-- Task objective --
Copy the entries below exactly. Images do not belong in the copy.

-- Records provided --

-- begin --

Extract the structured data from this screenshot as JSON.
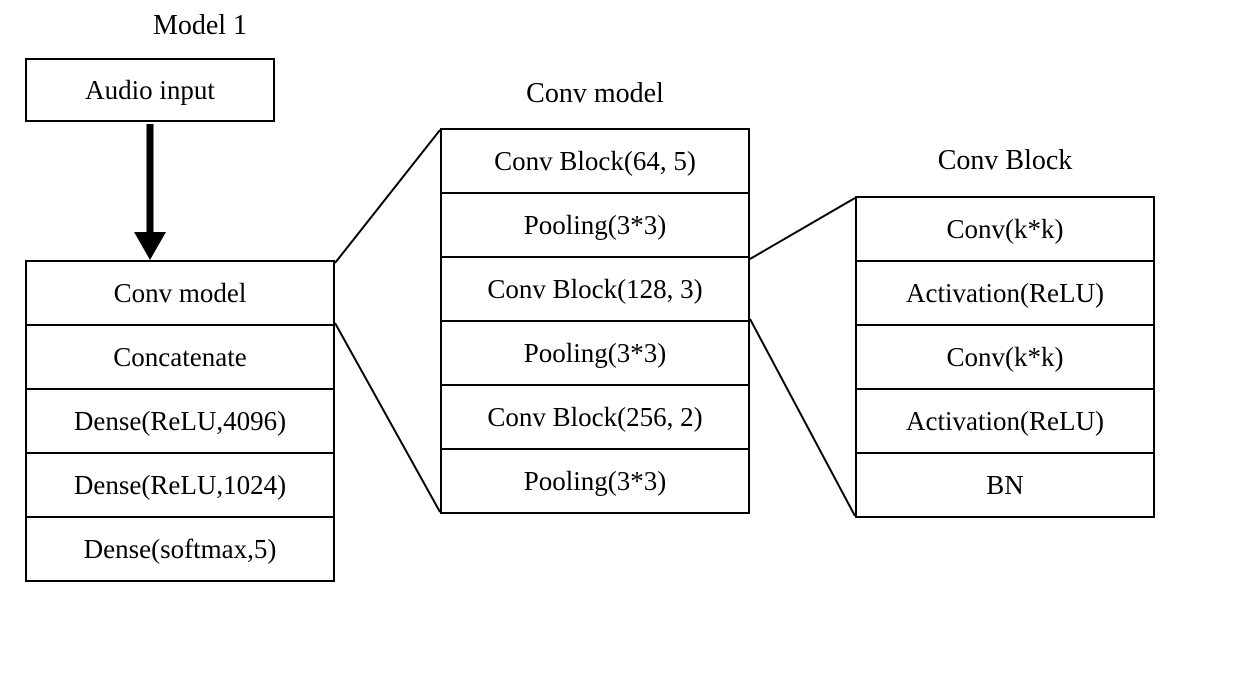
{
  "titles": {
    "model1": "Model 1",
    "conv_model": "Conv  model",
    "conv_block": "Conv  Block"
  },
  "audio_input": "Audio input",
  "model1_layers": [
    "Conv model",
    "Concatenate",
    "Dense(ReLU,4096)",
    "Dense(ReLU,1024)",
    "Dense(softmax,5)"
  ],
  "conv_model_layers": [
    "Conv Block(64, 5)",
    "Pooling(3*3)",
    "Conv Block(128, 3)",
    "Pooling(3*3)",
    "Conv Block(256, 2)",
    "Pooling(3*3)"
  ],
  "conv_block_layers": [
    "Conv(k*k)",
    "Activation(ReLU)",
    "Conv(k*k)",
    "Activation(ReLU)",
    "BN"
  ]
}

-- end --

-- Response --
Extract the structured data from this screenshot as JSON.
{
  "titles": {
    "model1": "Model 1",
    "conv_model": "Conv  model",
    "conv_block": "Conv  Block"
  },
  "audio_input": "Audio input",
  "model1_layers": [
    "Conv model",
    "Concatenate",
    "Dense(ReLU,4096)",
    "Dense(ReLU,1024)",
    "Dense(softmax,5)"
  ],
  "conv_model_layers": [
    "Conv Block(64, 5)",
    "Pooling(3*3)",
    "Conv Block(128, 3)",
    "Pooling(3*3)",
    "Conv Block(256, 2)",
    "Pooling(3*3)"
  ],
  "conv_block_layers": [
    "Conv(k*k)",
    "Activation(ReLU)",
    "Conv(k*k)",
    "Activation(ReLU)",
    "BN"
  ]
}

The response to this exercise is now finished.